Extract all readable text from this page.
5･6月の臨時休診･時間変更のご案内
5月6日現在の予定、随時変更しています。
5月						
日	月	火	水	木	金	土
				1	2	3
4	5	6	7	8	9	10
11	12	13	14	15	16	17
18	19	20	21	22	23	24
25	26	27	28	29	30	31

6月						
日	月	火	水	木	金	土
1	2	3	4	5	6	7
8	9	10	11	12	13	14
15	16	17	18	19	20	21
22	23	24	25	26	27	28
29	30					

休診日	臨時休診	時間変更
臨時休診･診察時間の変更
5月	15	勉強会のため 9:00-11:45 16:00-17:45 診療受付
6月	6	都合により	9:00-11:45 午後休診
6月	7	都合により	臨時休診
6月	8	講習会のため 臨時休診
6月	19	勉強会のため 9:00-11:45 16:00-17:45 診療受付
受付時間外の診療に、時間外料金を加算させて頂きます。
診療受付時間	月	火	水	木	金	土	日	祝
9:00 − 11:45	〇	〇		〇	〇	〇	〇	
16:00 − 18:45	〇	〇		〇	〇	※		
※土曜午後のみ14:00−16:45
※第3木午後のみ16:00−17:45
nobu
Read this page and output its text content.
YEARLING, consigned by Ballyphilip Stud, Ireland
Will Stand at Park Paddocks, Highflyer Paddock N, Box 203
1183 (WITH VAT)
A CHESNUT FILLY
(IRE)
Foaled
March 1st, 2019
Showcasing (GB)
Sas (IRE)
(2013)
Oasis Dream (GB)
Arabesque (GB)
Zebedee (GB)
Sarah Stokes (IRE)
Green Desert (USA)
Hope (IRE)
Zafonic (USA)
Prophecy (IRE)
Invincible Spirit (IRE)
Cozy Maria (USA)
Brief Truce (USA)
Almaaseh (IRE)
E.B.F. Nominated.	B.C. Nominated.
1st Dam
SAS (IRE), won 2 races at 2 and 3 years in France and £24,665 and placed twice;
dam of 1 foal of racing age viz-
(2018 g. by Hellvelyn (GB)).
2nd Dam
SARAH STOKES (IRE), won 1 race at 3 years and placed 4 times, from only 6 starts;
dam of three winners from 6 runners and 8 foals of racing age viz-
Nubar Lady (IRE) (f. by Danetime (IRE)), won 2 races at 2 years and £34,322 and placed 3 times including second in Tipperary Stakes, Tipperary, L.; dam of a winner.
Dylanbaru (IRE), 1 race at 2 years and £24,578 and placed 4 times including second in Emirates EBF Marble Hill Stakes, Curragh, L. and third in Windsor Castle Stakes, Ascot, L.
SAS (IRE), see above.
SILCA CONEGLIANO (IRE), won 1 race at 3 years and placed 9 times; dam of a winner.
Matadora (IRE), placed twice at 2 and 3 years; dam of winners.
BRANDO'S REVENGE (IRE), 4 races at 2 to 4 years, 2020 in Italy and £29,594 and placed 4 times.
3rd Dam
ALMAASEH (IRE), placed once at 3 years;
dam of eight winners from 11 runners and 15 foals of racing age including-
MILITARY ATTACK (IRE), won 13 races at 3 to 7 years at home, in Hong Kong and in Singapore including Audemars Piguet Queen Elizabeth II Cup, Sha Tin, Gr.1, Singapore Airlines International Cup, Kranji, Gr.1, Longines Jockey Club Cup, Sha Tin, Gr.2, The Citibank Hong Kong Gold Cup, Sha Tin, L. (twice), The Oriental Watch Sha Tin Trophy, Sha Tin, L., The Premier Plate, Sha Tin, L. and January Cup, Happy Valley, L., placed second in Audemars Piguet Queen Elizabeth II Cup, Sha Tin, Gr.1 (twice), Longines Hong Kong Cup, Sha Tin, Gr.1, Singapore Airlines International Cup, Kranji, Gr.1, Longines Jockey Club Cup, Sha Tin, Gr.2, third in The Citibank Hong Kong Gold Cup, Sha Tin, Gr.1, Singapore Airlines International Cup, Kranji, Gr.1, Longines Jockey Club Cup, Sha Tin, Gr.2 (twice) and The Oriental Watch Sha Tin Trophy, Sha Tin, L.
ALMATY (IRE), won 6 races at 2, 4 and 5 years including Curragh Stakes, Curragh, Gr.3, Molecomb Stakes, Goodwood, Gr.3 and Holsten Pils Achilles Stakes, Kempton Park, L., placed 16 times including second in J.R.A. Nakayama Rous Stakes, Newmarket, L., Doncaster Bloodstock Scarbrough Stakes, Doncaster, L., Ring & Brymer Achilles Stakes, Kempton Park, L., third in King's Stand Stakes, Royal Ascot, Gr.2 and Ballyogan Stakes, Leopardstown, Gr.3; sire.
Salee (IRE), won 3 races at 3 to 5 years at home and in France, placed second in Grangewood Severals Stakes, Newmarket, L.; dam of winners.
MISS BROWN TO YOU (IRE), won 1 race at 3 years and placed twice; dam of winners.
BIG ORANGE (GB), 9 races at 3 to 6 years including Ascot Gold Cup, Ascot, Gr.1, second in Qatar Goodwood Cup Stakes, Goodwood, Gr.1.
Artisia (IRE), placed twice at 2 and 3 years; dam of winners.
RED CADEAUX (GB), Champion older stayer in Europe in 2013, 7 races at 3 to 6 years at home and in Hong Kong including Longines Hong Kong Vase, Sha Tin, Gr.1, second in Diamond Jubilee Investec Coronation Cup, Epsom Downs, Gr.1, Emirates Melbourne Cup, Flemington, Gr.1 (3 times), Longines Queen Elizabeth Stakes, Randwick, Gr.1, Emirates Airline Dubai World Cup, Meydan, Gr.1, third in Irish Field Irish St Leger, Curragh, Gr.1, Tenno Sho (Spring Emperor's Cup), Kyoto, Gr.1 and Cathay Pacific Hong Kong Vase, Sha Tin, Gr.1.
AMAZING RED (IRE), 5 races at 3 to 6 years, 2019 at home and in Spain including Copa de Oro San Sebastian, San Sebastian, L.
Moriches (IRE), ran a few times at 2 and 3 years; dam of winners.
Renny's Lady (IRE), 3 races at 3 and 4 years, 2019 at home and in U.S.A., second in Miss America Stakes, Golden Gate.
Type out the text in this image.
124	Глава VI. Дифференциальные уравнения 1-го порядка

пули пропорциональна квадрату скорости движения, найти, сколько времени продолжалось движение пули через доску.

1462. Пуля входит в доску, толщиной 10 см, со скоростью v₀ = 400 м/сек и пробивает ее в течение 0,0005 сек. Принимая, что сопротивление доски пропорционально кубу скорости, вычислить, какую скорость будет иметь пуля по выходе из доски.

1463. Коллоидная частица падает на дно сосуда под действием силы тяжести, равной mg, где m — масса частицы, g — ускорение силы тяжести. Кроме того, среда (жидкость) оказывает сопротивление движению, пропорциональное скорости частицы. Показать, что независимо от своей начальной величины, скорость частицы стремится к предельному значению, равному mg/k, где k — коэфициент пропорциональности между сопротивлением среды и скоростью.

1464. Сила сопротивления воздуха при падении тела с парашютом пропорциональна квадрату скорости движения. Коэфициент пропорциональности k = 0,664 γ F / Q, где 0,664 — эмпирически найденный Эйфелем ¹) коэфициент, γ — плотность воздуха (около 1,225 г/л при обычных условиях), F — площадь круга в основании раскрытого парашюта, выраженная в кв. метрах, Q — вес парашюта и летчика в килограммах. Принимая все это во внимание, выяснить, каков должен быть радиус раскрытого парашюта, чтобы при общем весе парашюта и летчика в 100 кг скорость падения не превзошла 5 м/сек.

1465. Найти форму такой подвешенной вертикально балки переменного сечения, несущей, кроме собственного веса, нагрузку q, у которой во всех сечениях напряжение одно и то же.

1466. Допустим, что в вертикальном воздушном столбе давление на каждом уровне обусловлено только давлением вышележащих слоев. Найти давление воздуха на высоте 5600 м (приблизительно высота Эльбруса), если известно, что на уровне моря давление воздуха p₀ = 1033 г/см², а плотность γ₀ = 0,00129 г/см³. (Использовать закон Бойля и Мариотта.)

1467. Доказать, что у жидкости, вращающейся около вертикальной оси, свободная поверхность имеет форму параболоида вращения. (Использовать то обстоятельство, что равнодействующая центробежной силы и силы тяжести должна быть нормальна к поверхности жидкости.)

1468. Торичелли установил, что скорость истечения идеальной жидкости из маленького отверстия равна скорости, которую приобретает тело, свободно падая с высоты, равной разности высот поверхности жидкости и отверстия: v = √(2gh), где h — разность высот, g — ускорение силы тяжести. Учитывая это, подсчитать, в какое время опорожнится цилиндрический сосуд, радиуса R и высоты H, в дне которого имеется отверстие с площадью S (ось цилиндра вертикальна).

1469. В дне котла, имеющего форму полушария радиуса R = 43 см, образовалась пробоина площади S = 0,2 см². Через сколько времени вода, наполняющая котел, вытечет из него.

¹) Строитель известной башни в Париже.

....

§ Objective:
Scan the listing above. Gather each line that contains the word "ускорение".

§ Task result:
1463. Коллоидная частица падает на дно сосуда под действием силы тяжести, равной mg, где m — масса частицы, g — ускорение силы тяжести. Кроме того, среда (жидкость) оказывает сопротивление движению, пропорциональное скорости частицы. Показать, что независимо от своей начальной величины, скорость частицы стремится к предельному значению, равному mg/k, где k — коэфициент пропорциональности между сопротивлением среды и скоростью.
1468. Торичелли установил, что скорость истечения идеальной жидкости из маленького отверстия равна скорости, которую приобретает тело, свободно падая с высоты, равной разности высот поверхности жидкости и отверстия: v = √(2gh), где h — разность высот, g — ускорение силы тяжести. Учитывая это, подсчитать, в какое время опорожнится цилиндрический сосуд, радиуса R и высоты H, в дне которого имеется отверстие с площадью S (ось цилиндра вертикальна).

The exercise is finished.